◆ INFORMATION PROVIDED
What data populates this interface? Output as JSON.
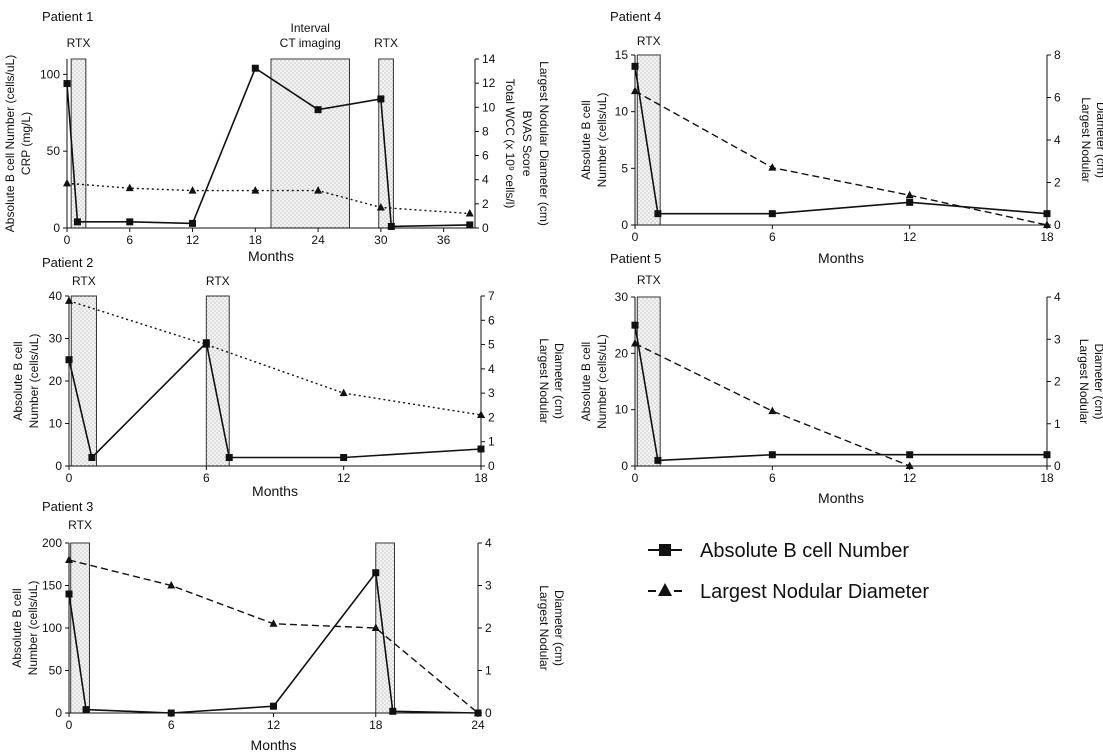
{
  "figure": {
    "legend": {
      "bcell_label": "Absolute B cell Number",
      "nodule_label": "Largest Nodular Diameter"
    }
  },
  "chart_data": [
    {
      "id": "p1",
      "type": "line",
      "title": "Patient 1",
      "xlabel": "Months",
      "ylabel_left": [
        "Absolute B cell Number (cells/uL)",
        "CRP (mg/L)"
      ],
      "ylabel_right": [
        "Largest Nodular Diameter (cm)",
        "BVAS Score",
        "Total WCC (x 10⁹ cells/l)"
      ],
      "xlim": [
        0,
        39
      ],
      "xticks": [
        0,
        6,
        12,
        18,
        24,
        30,
        36
      ],
      "ylim_left": [
        0,
        110
      ],
      "yticks_left": [
        0,
        50,
        100
      ],
      "ylim_right": [
        0,
        14
      ],
      "yticks_right": [
        0,
        2,
        4,
        6,
        8,
        10,
        12,
        14
      ],
      "shaded": [
        {
          "label": "RTX",
          "x0": 0.4,
          "x1": 1.8,
          "style": "dots"
        },
        {
          "label": "Interval\nCT imaging",
          "x0": 19.5,
          "x1": 27,
          "style": "dots"
        },
        {
          "label": "RTX",
          "x0": 29.8,
          "x1": 31.2,
          "style": "dots"
        }
      ],
      "series": [
        {
          "axis": "left",
          "marker": "square",
          "dash": "solid",
          "x": [
            0,
            1,
            6,
            12,
            18,
            24,
            30,
            31,
            38.5
          ],
          "values": [
            94,
            4,
            4,
            3,
            104,
            77,
            84,
            1,
            2
          ]
        },
        {
          "axis": "right",
          "marker": "triangle",
          "dash": "dotted",
          "x": [
            0,
            6,
            12,
            18,
            24,
            30,
            38.5
          ],
          "values": [
            3.7,
            3.3,
            3.1,
            3.1,
            3.1,
            1.7,
            1.2
          ]
        }
      ]
    },
    {
      "id": "p2",
      "type": "line",
      "title": "Patient 2",
      "xlabel": "Months",
      "ylabel_left": [
        "Absolute B cell",
        "Number (cells/uL)"
      ],
      "ylabel_right": [
        "Largest Nodular",
        "Diameter (cm)"
      ],
      "xlim": [
        0,
        18
      ],
      "xticks": [
        0,
        6,
        12,
        18
      ],
      "ylim_left": [
        0,
        40
      ],
      "yticks_left": [
        0,
        10,
        20,
        30,
        40
      ],
      "ylim_right": [
        0,
        7
      ],
      "yticks_right": [
        0,
        1,
        2,
        3,
        4,
        5,
        6,
        7
      ],
      "shaded": [
        {
          "label": "RTX",
          "x0": 0.1,
          "x1": 1.2,
          "style": "dots"
        },
        {
          "label": "RTX",
          "x0": 6,
          "x1": 7,
          "style": "dots"
        }
      ],
      "series": [
        {
          "axis": "left",
          "marker": "square",
          "dash": "solid",
          "x": [
            0,
            1,
            6,
            7,
            12,
            18
          ],
          "values": [
            25,
            2,
            29,
            2,
            2,
            4
          ]
        },
        {
          "axis": "right",
          "marker": "triangle",
          "dash": "dotted",
          "x": [
            0,
            6,
            12,
            18
          ],
          "values": [
            6.8,
            5.0,
            3.0,
            2.1
          ]
        }
      ]
    },
    {
      "id": "p3",
      "type": "line",
      "title": "Patient 3",
      "xlabel": "Months",
      "ylabel_left": [
        "Absolute B cell",
        "Number (cells/uL)"
      ],
      "ylabel_right": [
        "Largest Nodular",
        "Diameter (cm)"
      ],
      "xlim": [
        0,
        24
      ],
      "xticks": [
        0,
        6,
        12,
        18,
        24
      ],
      "ylim_left": [
        0,
        200
      ],
      "yticks_left": [
        0,
        50,
        100,
        150,
        200
      ],
      "ylim_right": [
        0,
        4
      ],
      "yticks_right": [
        0,
        1,
        2,
        3,
        4
      ],
      "shaded": [
        {
          "label": "RTX",
          "x0": 0.1,
          "x1": 1.2,
          "style": "dots"
        },
        {
          "label": "",
          "x0": 18,
          "x1": 19.1,
          "style": "dots"
        }
      ],
      "series": [
        {
          "axis": "left",
          "marker": "square",
          "dash": "solid",
          "x": [
            0,
            1,
            6,
            12,
            18,
            19,
            24
          ],
          "values": [
            140,
            4,
            0,
            8,
            165,
            2,
            0
          ]
        },
        {
          "axis": "right",
          "marker": "triangle",
          "dash": "dashed",
          "x": [
            0,
            6,
            12,
            18,
            24
          ],
          "values": [
            3.6,
            3.0,
            2.1,
            2.0,
            0
          ]
        }
      ]
    },
    {
      "id": "p4",
      "type": "line",
      "title": "Patient 4",
      "xlabel": "Months",
      "ylabel_left": [
        "Absolute B cell",
        "Number (cells/uL)"
      ],
      "ylabel_right": [
        "Largest Nodular",
        "Diameter (cm)"
      ],
      "xlim": [
        0,
        18
      ],
      "xticks": [
        0,
        6,
        12,
        18
      ],
      "ylim_left": [
        0,
        15
      ],
      "yticks_left": [
        0,
        5,
        10,
        15
      ],
      "ylim_right": [
        0,
        8
      ],
      "yticks_right": [
        0,
        2,
        4,
        6,
        8
      ],
      "shaded": [
        {
          "label": "RTX",
          "x0": 0.1,
          "x1": 1.1,
          "style": "dots"
        }
      ],
      "series": [
        {
          "axis": "left",
          "marker": "square",
          "dash": "solid",
          "x": [
            0,
            1,
            6,
            12,
            18
          ],
          "values": [
            14,
            1,
            1,
            2,
            1
          ]
        },
        {
          "axis": "right",
          "marker": "triangle",
          "dash": "dashed",
          "x": [
            0,
            6,
            12,
            18
          ],
          "values": [
            6.3,
            2.7,
            1.4,
            0
          ]
        }
      ]
    },
    {
      "id": "p5",
      "type": "line",
      "title": "Patient 5",
      "xlabel": "Months",
      "ylabel_left": [
        "Absolute B cell",
        "Number (cells/uL)"
      ],
      "ylabel_right": [
        "Largest Nodular",
        "Diameter (cm)"
      ],
      "xlim": [
        0,
        18
      ],
      "xticks": [
        0,
        6,
        12,
        18
      ],
      "ylim_left": [
        0,
        30
      ],
      "yticks_left": [
        0,
        10,
        20,
        30
      ],
      "ylim_right": [
        0,
        4
      ],
      "yticks_right": [
        0,
        1,
        2,
        3,
        4
      ],
      "shaded": [
        {
          "label": "RTX",
          "x0": 0.1,
          "x1": 1.1,
          "style": "dots"
        }
      ],
      "series": [
        {
          "axis": "left",
          "marker": "square",
          "dash": "solid",
          "x": [
            0,
            1,
            6,
            12,
            18
          ],
          "values": [
            25,
            1,
            2,
            2,
            2
          ]
        },
        {
          "axis": "right",
          "marker": "triangle",
          "dash": "dashed",
          "x": [
            0,
            6,
            12
          ],
          "values": [
            2.9,
            1.3,
            0
          ]
        }
      ]
    }
  ]
}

◆ WHAT THE EXERCISE ASKS
Each record must appear again exactly as written above, without its pictures.

◆ RESULT OF THE TASK
What data populates this interface? Output as JSON.
{
  "figure": {
    "legend": {
      "bcell_label": "Absolute B cell Number",
      "nodule_label": "Largest Nodular Diameter"
    }
  },
  "chart_data": [
    {
      "id": "p1",
      "type": "line",
      "title": "Patient 1",
      "xlabel": "Months",
      "ylabel_left": [
        "Absolute B cell Number (cells/uL)",
        "CRP (mg/L)"
      ],
      "ylabel_right": [
        "Largest Nodular Diameter (cm)",
        "BVAS Score",
        "Total WCC (x 10⁹ cells/l)"
      ],
      "xlim": [
        0,
        39
      ],
      "xticks": [
        0,
        6,
        12,
        18,
        24,
        30,
        36
      ],
      "ylim_left": [
        0,
        110
      ],
      "yticks_left": [
        0,
        50,
        100
      ],
      "ylim_right": [
        0,
        14
      ],
      "yticks_right": [
        0,
        2,
        4,
        6,
        8,
        10,
        12,
        14
      ],
      "shaded": [
        {
          "label": "RTX",
          "x0": 0.4,
          "x1": 1.8,
          "style": "dots"
        },
        {
          "label": "Interval\nCT imaging",
          "x0": 19.5,
          "x1": 27,
          "style": "dots"
        },
        {
          "label": "RTX",
          "x0": 29.8,
          "x1": 31.2,
          "style": "dots"
        }
      ],
      "series": [
        {
          "axis": "left",
          "marker": "square",
          "dash": "solid",
          "x": [
            0,
            1,
            6,
            12,
            18,
            24,
            30,
            31,
            38.5
          ],
          "values": [
            94,
            4,
            4,
            3,
            104,
            77,
            84,
            1,
            2
          ]
        },
        {
          "axis": "right",
          "marker": "triangle",
          "dash": "dotted",
          "x": [
            0,
            6,
            12,
            18,
            24,
            30,
            38.5
          ],
          "values": [
            3.7,
            3.3,
            3.1,
            3.1,
            3.1,
            1.7,
            1.2
          ]
        }
      ]
    },
    {
      "id": "p2",
      "type": "line",
      "title": "Patient 2",
      "xlabel": "Months",
      "ylabel_left": [
        "Absolute B cell",
        "Number (cells/uL)"
      ],
      "ylabel_right": [
        "Largest Nodular",
        "Diameter (cm)"
      ],
      "xlim": [
        0,
        18
      ],
      "xticks": [
        0,
        6,
        12,
        18
      ],
      "ylim_left": [
        0,
        40
      ],
      "yticks_left": [
        0,
        10,
        20,
        30,
        40
      ],
      "ylim_right": [
        0,
        7
      ],
      "yticks_right": [
        0,
        1,
        2,
        3,
        4,
        5,
        6,
        7
      ],
      "shaded": [
        {
          "label": "RTX",
          "x0": 0.1,
          "x1": 1.2,
          "style": "dots"
        },
        {
          "label": "RTX",
          "x0": 6,
          "x1": 7,
          "style": "dots"
        }
      ],
      "series": [
        {
          "axis": "left",
          "marker": "square",
          "dash": "solid",
          "x": [
            0,
            1,
            6,
            7,
            12,
            18
          ],
          "values": [
            25,
            2,
            29,
            2,
            2,
            4
          ]
        },
        {
          "axis": "right",
          "marker": "triangle",
          "dash": "dotted",
          "x": [
            0,
            6,
            12,
            18
          ],
          "values": [
            6.8,
            5.0,
            3.0,
            2.1
          ]
        }
      ]
    },
    {
      "id": "p3",
      "type": "line",
      "title": "Patient 3",
      "xlabel": "Months",
      "ylabel_left": [
        "Absolute B cell",
        "Number (cells/uL)"
      ],
      "ylabel_right": [
        "Largest Nodular",
        "Diameter (cm)"
      ],
      "xlim": [
        0,
        24
      ],
      "xticks": [
        0,
        6,
        12,
        18,
        24
      ],
      "ylim_left": [
        0,
        200
      ],
      "yticks_left": [
        0,
        50,
        100,
        150,
        200
      ],
      "ylim_right": [
        0,
        4
      ],
      "yticks_right": [
        0,
        1,
        2,
        3,
        4
      ],
      "shaded": [
        {
          "label": "RTX",
          "x0": 0.1,
          "x1": 1.2,
          "style": "dots"
        },
        {
          "label": "",
          "x0": 18,
          "x1": 19.1,
          "style": "dots"
        }
      ],
      "series": [
        {
          "axis": "left",
          "marker": "square",
          "dash": "solid",
          "x": [
            0,
            1,
            6,
            12,
            18,
            19,
            24
          ],
          "values": [
            140,
            4,
            0,
            8,
            165,
            2,
            0
          ]
        },
        {
          "axis": "right",
          "marker": "triangle",
          "dash": "dashed",
          "x": [
            0,
            6,
            12,
            18,
            24
          ],
          "values": [
            3.6,
            3.0,
            2.1,
            2.0,
            0
          ]
        }
      ]
    },
    {
      "id": "p4",
      "type": "line",
      "title": "Patient 4",
      "xlabel": "Months",
      "ylabel_left": [
        "Absolute B cell",
        "Number (cells/uL)"
      ],
      "ylabel_right": [
        "Largest Nodular",
        "Diameter (cm)"
      ],
      "xlim": [
        0,
        18
      ],
      "xticks": [
        0,
        6,
        12,
        18
      ],
      "ylim_left": [
        0,
        15
      ],
      "yticks_left": [
        0,
        5,
        10,
        15
      ],
      "ylim_right": [
        0,
        8
      ],
      "yticks_right": [
        0,
        2,
        4,
        6,
        8
      ],
      "shaded": [
        {
          "label": "RTX",
          "x0": 0.1,
          "x1": 1.1,
          "style": "dots"
        }
      ],
      "series": [
        {
          "axis": "left",
          "marker": "square",
          "dash": "solid",
          "x": [
            0,
            1,
            6,
            12,
            18
          ],
          "values": [
            14,
            1,
            1,
            2,
            1
          ]
        },
        {
          "axis": "right",
          "marker": "triangle",
          "dash": "dashed",
          "x": [
            0,
            6,
            12,
            18
          ],
          "values": [
            6.3,
            2.7,
            1.4,
            0
          ]
        }
      ]
    },
    {
      "id": "p5",
      "type": "line",
      "title": "Patient 5",
      "xlabel": "Months",
      "ylabel_left": [
        "Absolute B cell",
        "Number (cells/uL)"
      ],
      "ylabel_right": [
        "Largest Nodular",
        "Diameter (cm)"
      ],
      "xlim": [
        0,
        18
      ],
      "xticks": [
        0,
        6,
        12,
        18
      ],
      "ylim_left": [
        0,
        30
      ],
      "yticks_left": [
        0,
        10,
        20,
        30
      ],
      "ylim_right": [
        0,
        4
      ],
      "yticks_right": [
        0,
        1,
        2,
        3,
        4
      ],
      "shaded": [
        {
          "label": "RTX",
          "x0": 0.1,
          "x1": 1.1,
          "style": "dots"
        }
      ],
      "series": [
        {
          "axis": "left",
          "marker": "square",
          "dash": "solid",
          "x": [
            0,
            1,
            6,
            12,
            18
          ],
          "values": [
            25,
            1,
            2,
            2,
            2
          ]
        },
        {
          "axis": "right",
          "marker": "triangle",
          "dash": "dashed",
          "x": [
            0,
            6,
            12
          ],
          "values": [
            2.9,
            1.3,
            0
          ]
        }
      ]
    }
  ]
}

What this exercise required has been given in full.